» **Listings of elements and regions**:
════════
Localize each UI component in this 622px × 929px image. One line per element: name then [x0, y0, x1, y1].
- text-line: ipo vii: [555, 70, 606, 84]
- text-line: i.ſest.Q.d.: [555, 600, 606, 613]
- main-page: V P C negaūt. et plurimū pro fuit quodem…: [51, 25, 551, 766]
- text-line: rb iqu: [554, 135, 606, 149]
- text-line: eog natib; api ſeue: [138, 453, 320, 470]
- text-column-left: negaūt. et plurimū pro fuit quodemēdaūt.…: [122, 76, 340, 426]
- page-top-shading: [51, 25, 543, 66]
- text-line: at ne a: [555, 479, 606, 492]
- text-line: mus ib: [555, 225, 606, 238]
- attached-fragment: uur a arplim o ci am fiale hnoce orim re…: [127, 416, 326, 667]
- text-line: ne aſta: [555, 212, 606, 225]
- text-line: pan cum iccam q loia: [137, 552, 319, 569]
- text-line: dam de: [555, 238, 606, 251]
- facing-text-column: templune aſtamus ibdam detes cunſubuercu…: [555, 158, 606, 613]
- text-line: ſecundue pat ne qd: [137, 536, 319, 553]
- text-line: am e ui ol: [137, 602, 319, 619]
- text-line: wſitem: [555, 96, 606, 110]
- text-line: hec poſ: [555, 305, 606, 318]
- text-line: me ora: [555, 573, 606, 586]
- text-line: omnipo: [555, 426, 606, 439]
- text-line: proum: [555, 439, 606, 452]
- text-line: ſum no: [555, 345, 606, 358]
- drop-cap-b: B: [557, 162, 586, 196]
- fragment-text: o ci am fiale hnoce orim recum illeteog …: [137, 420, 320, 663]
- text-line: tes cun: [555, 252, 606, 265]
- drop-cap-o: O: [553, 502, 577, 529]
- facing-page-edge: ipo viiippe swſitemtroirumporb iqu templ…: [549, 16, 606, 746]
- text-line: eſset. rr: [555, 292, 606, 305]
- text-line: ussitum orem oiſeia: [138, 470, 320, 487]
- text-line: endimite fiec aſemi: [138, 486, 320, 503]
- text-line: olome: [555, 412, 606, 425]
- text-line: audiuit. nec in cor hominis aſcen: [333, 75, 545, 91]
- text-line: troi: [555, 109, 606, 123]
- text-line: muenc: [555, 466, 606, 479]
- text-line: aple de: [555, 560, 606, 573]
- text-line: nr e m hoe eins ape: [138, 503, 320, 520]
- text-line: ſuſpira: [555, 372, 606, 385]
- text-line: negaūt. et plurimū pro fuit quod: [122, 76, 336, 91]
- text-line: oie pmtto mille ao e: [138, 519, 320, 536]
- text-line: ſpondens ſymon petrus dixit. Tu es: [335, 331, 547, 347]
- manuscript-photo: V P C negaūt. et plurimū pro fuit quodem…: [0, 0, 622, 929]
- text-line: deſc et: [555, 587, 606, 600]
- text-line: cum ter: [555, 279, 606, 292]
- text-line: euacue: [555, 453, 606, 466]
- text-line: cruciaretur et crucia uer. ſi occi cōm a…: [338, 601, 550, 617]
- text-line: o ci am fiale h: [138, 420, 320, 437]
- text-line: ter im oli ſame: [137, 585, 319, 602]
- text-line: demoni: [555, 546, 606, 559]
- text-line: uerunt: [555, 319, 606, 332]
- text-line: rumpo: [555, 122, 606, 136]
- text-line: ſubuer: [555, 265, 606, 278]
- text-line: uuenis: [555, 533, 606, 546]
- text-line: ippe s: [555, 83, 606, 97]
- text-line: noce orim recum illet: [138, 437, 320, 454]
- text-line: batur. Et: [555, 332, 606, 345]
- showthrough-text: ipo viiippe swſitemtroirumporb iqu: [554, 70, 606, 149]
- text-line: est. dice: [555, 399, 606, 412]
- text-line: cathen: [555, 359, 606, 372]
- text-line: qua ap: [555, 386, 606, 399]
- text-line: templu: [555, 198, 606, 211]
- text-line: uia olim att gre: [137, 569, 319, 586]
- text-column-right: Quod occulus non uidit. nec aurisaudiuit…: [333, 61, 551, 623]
════════
» **What the task requires**:
Turn these lines into a Markdown table with a Row column for the row number and a Line text column for the line itself, leaving out any blank lines.

» **Correct output**:
| Row | Line text |
|---|---|
| 1 | Localize each UI component in this 622px × 929px image. One line per element: name then [x0, y0, x1, y1]. |
| 2 | - text-line: ipo vii: [555, 70, 606, 84] |
| 3 | - text-line: i.ſest.Q.d.: [555, 600, 606, 613] |
| 4 | - main-page: V P C negaūt. et plurimū pro fuit quodem…: [51, 25, 551, 766] |
| 5 | - text-line: rb iqu: [554, 135, 606, 149] |
| 6 | - text-line: eog natib; api ſeue: [138, 453, 320, 470] |
| 7 | - text-column-left: negaūt. et plurimū pro fuit quodemēdaūt.…: [122, 76, 340, 426] |
| 8 | - page-top-shading: [51, 25, 543, 66] |
| 9 | - text-line: at ne a: [555, 479, 606, 492] |
| 10 | - text-line: mus ib: [555, 225, 606, 238] |
| 11 | - attached-fragment: uur a arplim o ci am fiale hnoce orim re…: [127, 416, 326, 667] |
| 12 | - text-line: ne aſta: [555, 212, 606, 225] |
| 13 | - text-line: pan cum iccam q loia: [137, 552, 319, 569] |
| 14 | - text-line: dam de: [555, 238, 606, 251] |
| 15 | - facing-text-column: templune aſtamus ibdam detes cunſubuercu…: [555, 158, 606, 613] |
| 16 | - text-line: ſecundue pat ne qd: [137, 536, 319, 553] |
| 17 | - text-line: am e ui ol: [137, 602, 319, 619] |
| 18 | - text-line: wſitem: [555, 96, 606, 110] |
| 19 | - text-line: hec poſ: [555, 305, 606, 318] |
| 20 | - text-line: me ora: [555, 573, 606, 586] |
| 21 | - text-line: omnipo: [555, 426, 606, 439] |
| 22 | - text-line: proum: [555, 439, 606, 452] |
| 23 | - text-line: ſum no: [555, 345, 606, 358] |
| 24 | - drop-cap-b: B: [557, 162, 586, 196] |
| 25 | - fragment-text: o ci am fiale hnoce orim recum illeteog …: [137, 420, 320, 663] |
| 26 | - text-line: tes cun: [555, 252, 606, 265] |
| 27 | - drop-cap-o: O: [553, 502, 577, 529] |
| 28 | - facing-page-edge: ipo viiippe swſitemtroirumporb iqu templ…: [549, 16, 606, 746] |
| 29 | - text-line: eſset. rr: [555, 292, 606, 305] |
| 30 | - text-line: ussitum orem oiſeia: [138, 470, 320, 487] |
| 31 | - text-line: endimite fiec aſemi: [138, 486, 320, 503] |
| 32 | - text-line: olome: [555, 412, 606, 425] |
| 33 | - text-line: audiuit. nec in cor hominis aſcen: [333, 75, 545, 91] |
| 34 | - text-line: troi: [555, 109, 606, 123] |
| 35 | - text-line: muenc: [555, 466, 606, 479] |
| 36 | - text-line: aple de: [555, 560, 606, 573] |
| 37 | - text-line: nr e m hoe eins ape: [138, 503, 320, 520] |
| 38 | - text-line: ſuſpira: [555, 372, 606, 385] |
| 39 | - text-line: negaūt. et plurimū pro fuit quod: [122, 76, 336, 91] |
| 40 | - text-line: oie pmtto mille ao e: [138, 519, 320, 536] |
| 41 | - text-line: ſpondens ſymon petrus dixit. Tu es: [335, 331, 547, 347] |
| 42 | - manuscript-photo: V P C negaūt. et plurimū pro fuit quodem…: [0, 0, 622, 929] |
| 43 | - text-line: deſc et: [555, 587, 606, 600] |
| 44 | - text-line: cum ter: [555, 279, 606, 292] |
| 45 | - text-line: euacue: [555, 453, 606, 466] |
| 46 | - text-line: cruciaretur et crucia uer. ſi occi cōm a…: [338, 601, 550, 617] |
| 47 | - text-line: o ci am fiale h: [138, 420, 320, 437] |
| 48 | - text-line: ter im oli ſame: [137, 585, 319, 602] |
| 49 | - text-line: demoni: [555, 546, 606, 559] |
| 50 | - text-line: uerunt: [555, 319, 606, 332] |
| 51 | - text-line: rumpo: [555, 122, 606, 136] |
| 52 | - text-line: ſubuer: [555, 265, 606, 278] |
| 53 | - text-line: uuenis: [555, 533, 606, 546] |
| 54 | - text-line: ippe s: [555, 83, 606, 97] |
| 55 | - text-line: noce orim recum illet: [138, 437, 320, 454] |
| 56 | - text-line: batur. Et: [555, 332, 606, 345] |
| 57 | - showthrough-text: ipo viiippe swſitemtroirumporb iqu: [554, 70, 606, 149] |
| 58 | - text-line: est. dice: [555, 399, 606, 412] |
| 59 | - text-line: cathen: [555, 359, 606, 372] |
| 60 | - text-line: qua ap: [555, 386, 606, 399] |
| 61 | - text-line: templu: [555, 198, 606, 211] |
| 62 | - text-line: uia olim att gre: [137, 569, 319, 586] |
| 63 | - text-column-right: Quod occulus non uidit. nec aurisaudiuit…: [333, 61, 551, 623] |